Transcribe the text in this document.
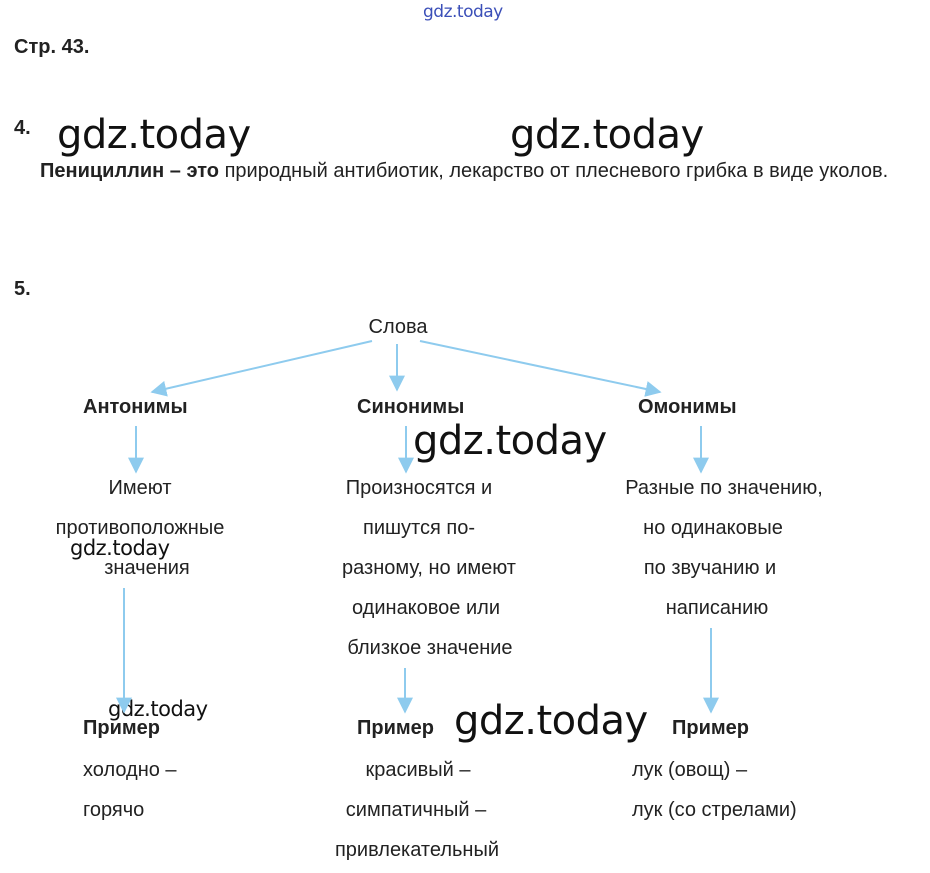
gdz.today
gdz.today	gdz.today
gdz.today
gdz.today
gdz.today
gdz.today
Стр. 43.
4.
Пенициллин – это природный антибиотик, лекарство от плесневого грибка в виде уколов.
5.
Слова
Антонимы	Синонимы	Омонимы
Имеют
противоположные
значения
Произносятся и
пишутся по-
разному, но имеют
одинаковое или
близкое значение
Разные по значению,
но одинаковые
по звучанию и
написанию
Пример	Пример	Пример
холодно –
горячо
красивый –
симпатичный –
привлекательный
лук (овощ) –
лук (со стрелами)
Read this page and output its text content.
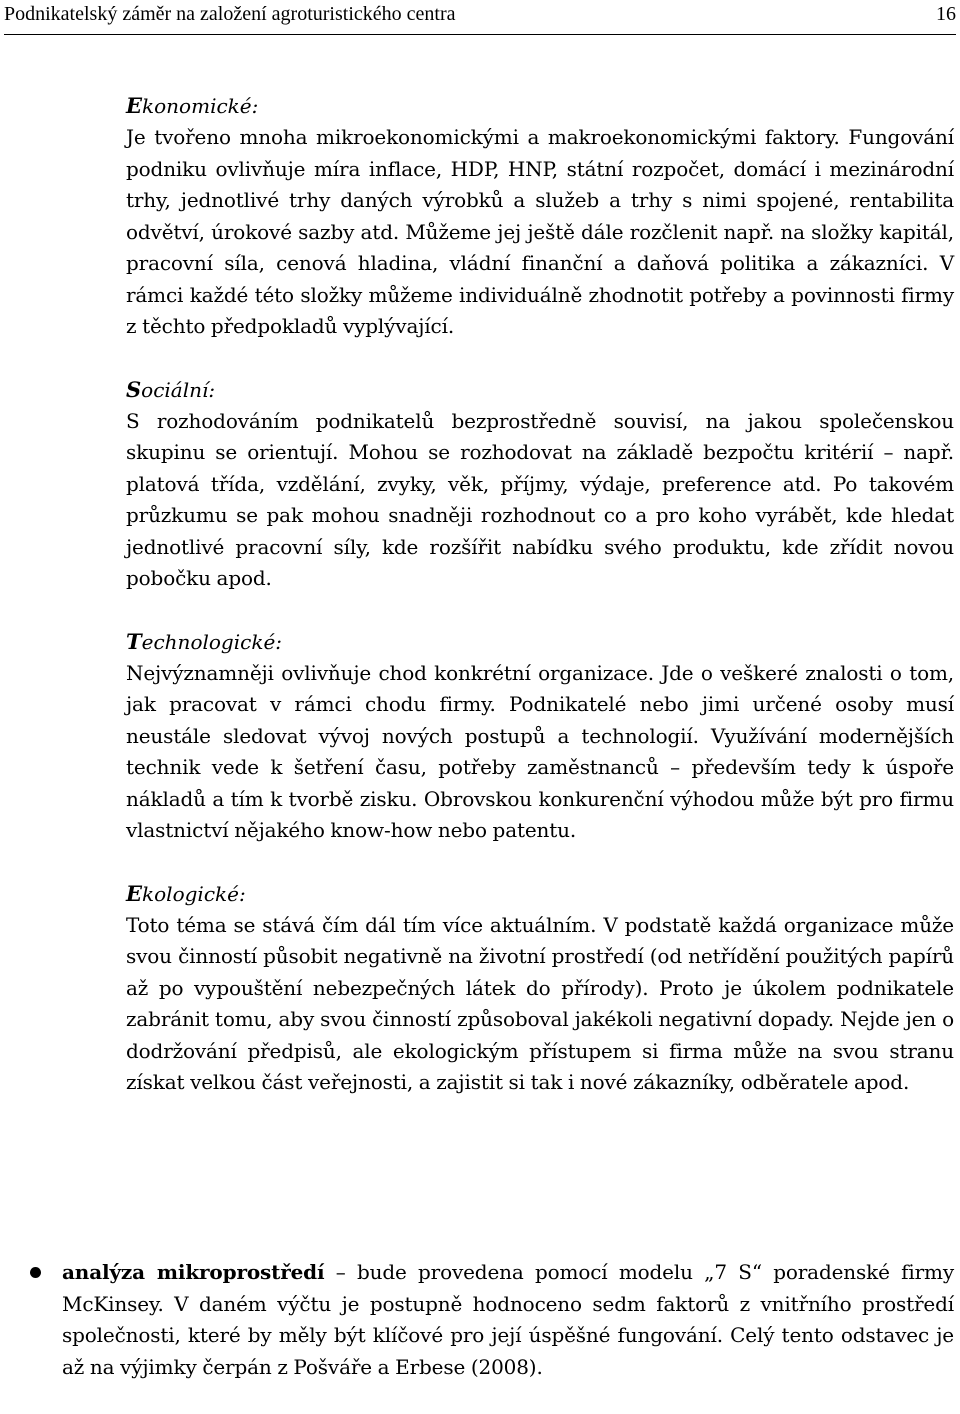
Podnikatelský záměr na založení agroturistického centra	16

Ekonomické:

Je tvořeno mnoha mikroekonomickými a makroekonomickými faktory. Fungování podniku ovlivňuje míra inflace, HDP, HNP, státní rozpočet, domácí i mezinárodní trhy, jednotlivé trhy daných výrobků a služeb a trhy s nimi spojené, rentabilita odvětví, úrokové sazby atd. Můžeme jej ještě dále rozčlenit např. na složky kapitál, pracovní síla, cenová hladina, vládní finanční a daňová politika a zákazníci. V rámci každé této složky můžeme individuálně zhodnotit potřeby a povinnosti firmy z těchto předpokladů vyplývající.

Sociální:

S rozhodováním podnikatelů bezprostředně souvisí, na jakou společenskou skupinu se orientují. Mohou se rozhodovat na základě bezpočtu kritérií – např. platová třída, vzdělání, zvyky, věk, příjmy, výdaje, preference atd. Po takovém průzkumu se pak mohou snadněji rozhodnout co a pro koho vyrábět, kde hledat jednotlivé pracovní síly, kde rozšířit nabídku svého produktu, kde zřídit novou pobočku apod.

Technologické:

Nejvýznamněji ovlivňuje chod konkrétní organizace. Jde o veškeré znalosti o tom, jak pracovat v rámci chodu firmy. Podnikatelé nebo jimi určené osoby musí neustále sledovat vývoj nových postupů a technologií. Využívání modernějších technik vede k šetření času, potřeby zaměstnanců – především tedy k úspoře nákladů a tím k tvorbě zisku. Obrovskou konkurenční výhodou může být pro firmu vlastnictví nějakého know-how nebo patentu.

Ekologické:

Toto téma se stává čím dál tím více aktuálním. V podstatě každá organizace může svou činností působit negativně na životní prostředí (od netřídění použitých papírů až po vypouštění nebezpečných látek do přírody). Proto je úkolem podnikatele zabránit tomu, aby svou činností způsoboval jakékoli negativní dopady. Nejde jen o dodržování předpisů, ale ekologickým přístupem si firma může na svou stranu získat velkou část veřejnosti, a zajistit si tak i nové zákazníky, odběratele apod.

analýza mikroprostředí – bude provedena pomocí modelu „7 S“ poradenské firmy McKinsey. V daném výčtu je postupně hodnoceno sedm faktorů z vnitřního prostředí společnosti, které by měly být klíčové pro její úspěšné fungování. Celý tento odstavec je až na výjimky čerpán z Pošváře a Erbese (2008).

▶ EXERCISE GOAL:
Pull every line containing the word "pracovní" out of the material and copy it.

▶ ANSWER TO THIS TASK:
Je tvořeno mnoha mikroekonomickými a makroekonomickými faktory. Fungování podniku ovlivňuje míra inflace, HDP, HNP, státní rozpočet, domácí i mezinárodní trhy, jednotlivé trhy daných výrobků a služeb a trhy s nimi spojené, rentabilita odvětví, úrokové sazby atd. Můžeme jej ještě dále rozčlenit např. na složky kapitál, pracovní síla, cenová hladina, vládní finanční a daňová politika a zákazníci. V rámci každé této složky můžeme individuálně zhodnotit potřeby a povinnosti firmy z těchto předpokladů vyplývající.
S rozhodováním podnikatelů bezprostředně souvisí, na jakou společenskou skupinu se orientují. Mohou se rozhodovat na základě bezpočtu kritérií – např. platová třída, vzdělání, zvyky, věk, příjmy, výdaje, preference atd. Po takovém průzkumu se pak mohou snadněji rozhodnout co a pro koho vyrábět, kde hledat jednotlivé pracovní síly, kde rozšířit nabídku svého produktu, kde zřídit novou pobočku apod.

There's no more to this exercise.